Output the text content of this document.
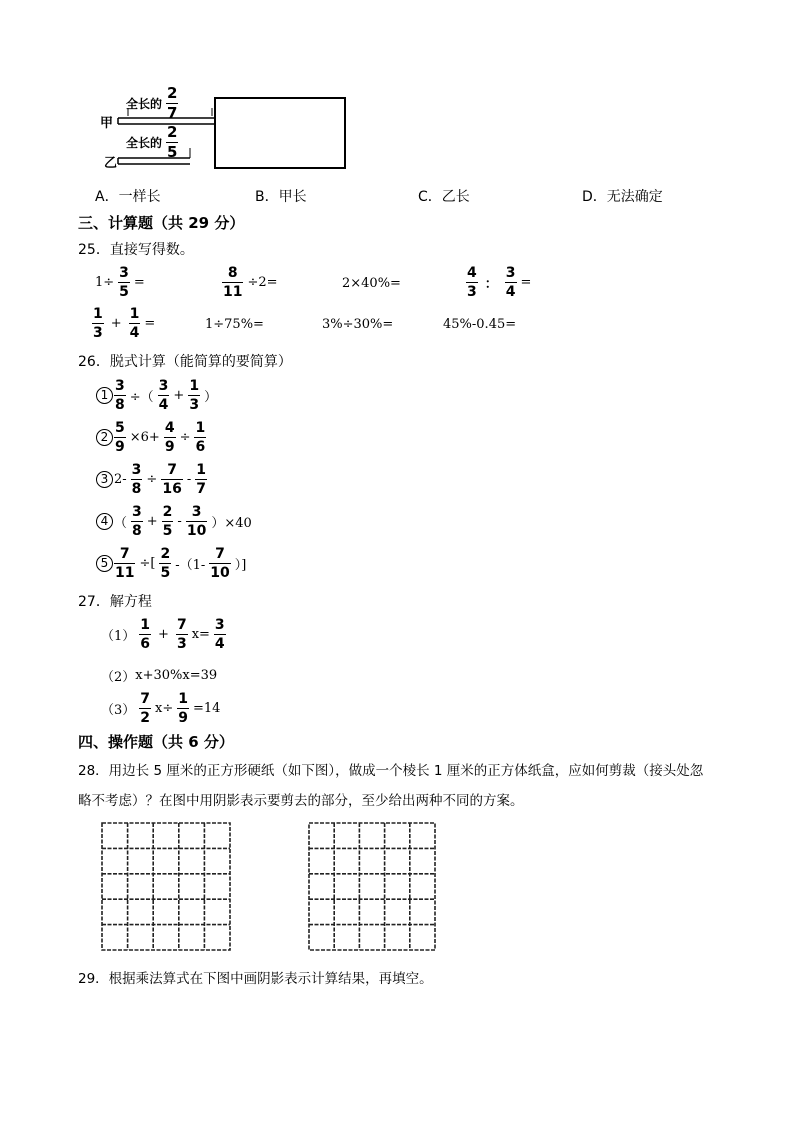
甲
乙
全长的 $\frac{2}{7}$
全长的 $\frac{2}{5}$
A．一样长	B．甲长	C．乙长	D．无法确定
三、计算题（共 29 分）
25．直接写得数。
$1\div \frac{3}{5}$ =	$\frac{8}{11} \div 2=$	2×40%=	$\frac{4}{3}$ ： $\frac{3}{4}$ =
$\frac{1}{3} + \frac{1}{4}$ =	1÷75%=	3%÷30%=	45%-0.45=
26．脱式计算（能简算的要简算）
$1 \frac{3}{8}$ ÷（ $\frac{3}{4} + \frac{1}{3}$ ）
$2 \frac{5}{9} \times 6+ \frac{4}{9} \div \frac{1}{6}$
3 $2- \frac{3}{8} \div \frac{7}{16} - \frac{1}{7}$
4 （ $\frac{3}{8} + \frac{2}{5} - \frac{3}{10} )\times 40$
$5 \frac{7}{11}$ ÷[ $\frac{2}{5} -(1- \frac{7}{10}$ ）]
27．解方程
$(1) \frac{1}{6} + \frac{7}{3} x= \frac{3}{4}$
（2） x+30%x=39
$(3) \frac{7}{2} x\div \frac{1}{9} =14$
四、操作题（共 6 分）
28．用边长 5 厘米的正方形硬纸（如下图），做成一个棱长 1 厘米的正方体纸盒，应如何剪裁（接头处忽
略不考虑）？在图中用阴影表示要剪去的部分，至少给出两种不同的方案。
29．根据乘法算式在下图中画阴影表示计算结果，再填空。
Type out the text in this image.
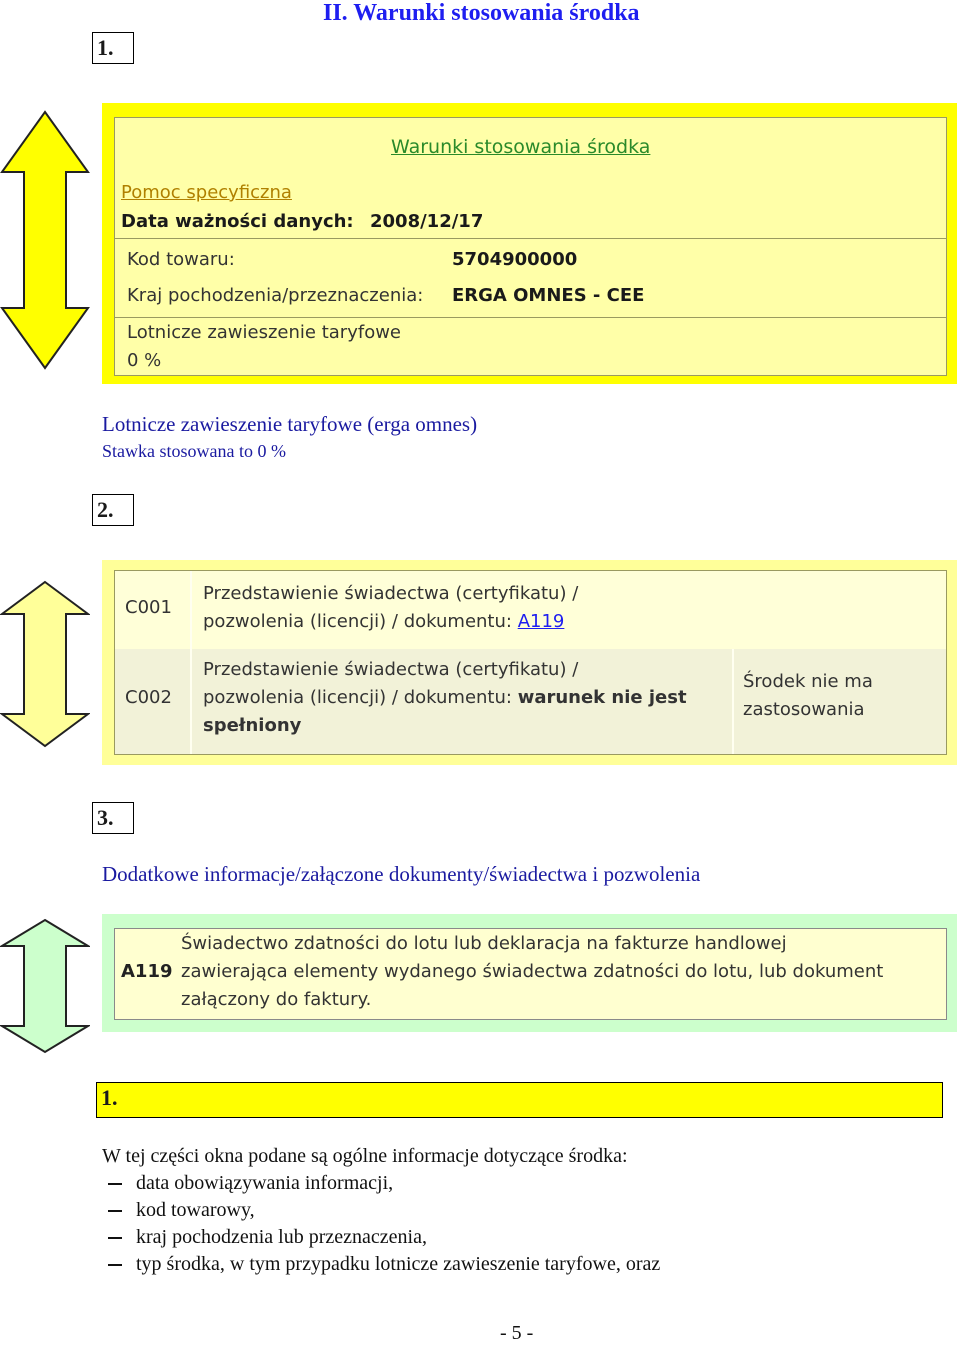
1.
II. Warunki stosowania środka
Warunki stosowania środka
Pomoc specyficzna
Data ważności danych: 2008/12/17
Kod towaru:	5704900000
Kraj pochodzenia/przeznaczenia: ERGA OMNES - CEE
Lotnicze zawieszenie taryfowe
0 %
Lotnicze zawieszenie taryfowe (erga omnes)
Stawka stosowana to 0 %
2.
C001
Przedstawienie świadectwa (certyfikatu) /
pozwolenia (licencji) / dokumentu: A119
C002
Przedstawienie świadectwa (certyfikatu) /
pozwolenia (licencji) / dokumentu: warunek nie jest
spełniony
Środek nie ma
zastosowania
3.
Dodatkowe informacje/załączone dokumenty/świadectwa i pozwolenia
A119
Świadectwo zdatności do lotu lub deklaracja na fakturze handlowej
zawierająca elementy wydanego świadectwa zdatności do lotu, lub dokument
załączony do faktury.
1.
W tej części okna podane są ogólne informacje dotyczące środka:
data obowiązywania informacji,
kod towarowy,
kraj pochodzenia lub przeznaczenia,
typ środka, w tym przypadku lotnicze zawieszenie taryfowe, oraz
- 5 -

- What is required
Quote the preceding records in their entirety, excluding every picture.

- Worked answer
Output the text content of this document.
甲
乙
全长的 $\frac{2}{7}$
全长的 $\frac{2}{5}$
A．一样长	B．甲长	C．乙长	D．无法确定
三、计算题（共 29 分）
25．直接写得数。
$1\div \frac{3}{5}$ =	$\frac{8}{11} \div 2=$	2×40%=	$\frac{4}{3}$ ： $\frac{3}{4}$ =
$\frac{1}{3} + \frac{1}{4}$ =	1÷75%=	3%÷30%=	45%-0.45=
26．脱式计算（能简算的要简算）
$1 \frac{3}{8}$ ÷（ $\frac{3}{4} + \frac{1}{3}$ ）
$2 \frac{5}{9} \times 6+ \frac{4}{9} \div \frac{1}{6}$
3 $2- \frac{3}{8} \div \frac{7}{16} - \frac{1}{7}$
4 （ $\frac{3}{8} + \frac{2}{5} - \frac{3}{10} )\times 40$
$5 \frac{7}{11}$ ÷[ $\frac{2}{5} -(1- \frac{7}{10}$ ）]
27．解方程
$(1) \frac{1}{6} + \frac{7}{3} x= \frac{3}{4}$
（2） x+30%x=39
$(3) \frac{7}{2} x\div \frac{1}{9} =14$
四、操作题（共 6 分）
28．用边长 5 厘米的正方形硬纸（如下图），做成一个棱长 1 厘米的正方体纸盒，应如何剪裁（接头处忽
略不考虑）？在图中用阴影表示要剪去的部分，至少给出两种不同的方案。
29．根据乘法算式在下图中画阴影表示计算结果，再填空。
Type out the text in this image.
1.
II. Warunki stosowania środka
Warunki stosowania środka
Pomoc specyficzna
Data ważności danych: 2008/12/17
Kod towaru:	5704900000
Kraj pochodzenia/przeznaczenia: ERGA OMNES - CEE
Lotnicze zawieszenie taryfowe
0 %
Lotnicze zawieszenie taryfowe (erga omnes)
Stawka stosowana to 0 %
2.
C001
Przedstawienie świadectwa (certyfikatu) /
pozwolenia (licencji) / dokumentu: A119
C002
Przedstawienie świadectwa (certyfikatu) /
pozwolenia (licencji) / dokumentu: warunek nie jest
spełniony
Środek nie ma
zastosowania
3.
Dodatkowe informacje/załączone dokumenty/świadectwa i pozwolenia
A119
Świadectwo zdatności do lotu lub deklaracja na fakturze handlowej
zawierająca elementy wydanego świadectwa zdatności do lotu, lub dokument
załączony do faktury.
1.
W tej części okna podane są ogólne informacje dotyczące środka:
data obowiązywania informacji,
kod towarowy,
kraj pochodzenia lub przeznaczenia,
typ środka, w tym przypadku lotnicze zawieszenie taryfowe, oraz
- 5 -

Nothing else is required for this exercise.